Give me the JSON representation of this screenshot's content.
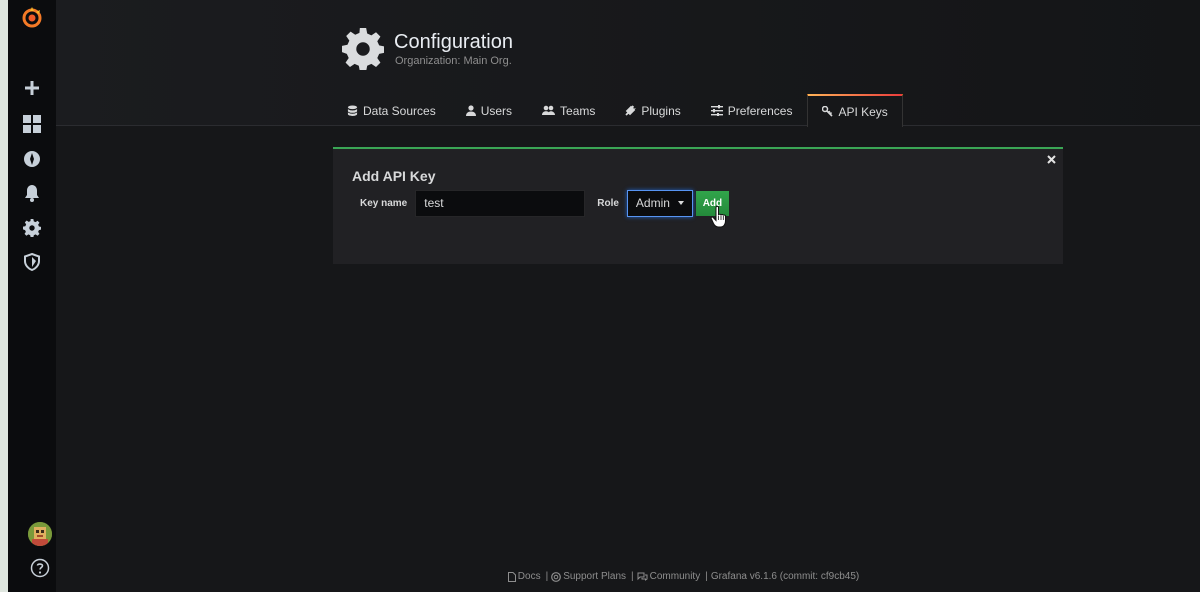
{
  "header": {
    "title": "Configuration",
    "subtitle": "Organization: Main Org."
  },
  "tabs": [
    {
      "label": "Data Sources",
      "icon": "database-icon"
    },
    {
      "label": "Users",
      "icon": "user-icon"
    },
    {
      "label": "Teams",
      "icon": "users-icon"
    },
    {
      "label": "Plugins",
      "icon": "plug-icon"
    },
    {
      "label": "Preferences",
      "icon": "sliders-icon"
    },
    {
      "label": "API Keys",
      "icon": "key-icon",
      "active": true
    }
  ],
  "panel": {
    "title": "Add API Key",
    "key_name_label": "Key name",
    "key_name_value": "test",
    "role_label": "Role",
    "role_value": "Admin",
    "add_label": "Add"
  },
  "footer": {
    "docs": "Docs",
    "support": "Support Plans",
    "community": "Community",
    "version": "Grafana v6.1.6 (commit: cf9cb45)"
  },
  "colors": {
    "accent_green": "#31a54b",
    "accent_orange": "#eb7b18",
    "focus_blue": "#5794f2"
  }
}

§ Work instructions: Write out the listing above again, exactly, but with no pictures in the copy.

§ Full output:
Give me the JSON representation of this screenshot's content.
{
  "header": {
    "title": "Configuration",
    "subtitle": "Organization: Main Org."
  },
  "tabs": [
    {
      "label": "Data Sources",
      "icon": "database-icon"
    },
    {
      "label": "Users",
      "icon": "user-icon"
    },
    {
      "label": "Teams",
      "icon": "users-icon"
    },
    {
      "label": "Plugins",
      "icon": "plug-icon"
    },
    {
      "label": "Preferences",
      "icon": "sliders-icon"
    },
    {
      "label": "API Keys",
      "icon": "key-icon",
      "active": true
    }
  ],
  "panel": {
    "title": "Add API Key",
    "key_name_label": "Key name",
    "key_name_value": "test",
    "role_label": "Role",
    "role_value": "Admin",
    "add_label": "Add"
  },
  "footer": {
    "docs": "Docs",
    "support": "Support Plans",
    "community": "Community",
    "version": "Grafana v6.1.6 (commit: cf9cb45)"
  },
  "colors": {
    "accent_green": "#31a54b",
    "accent_orange": "#eb7b18",
    "focus_blue": "#5794f2"
  }
}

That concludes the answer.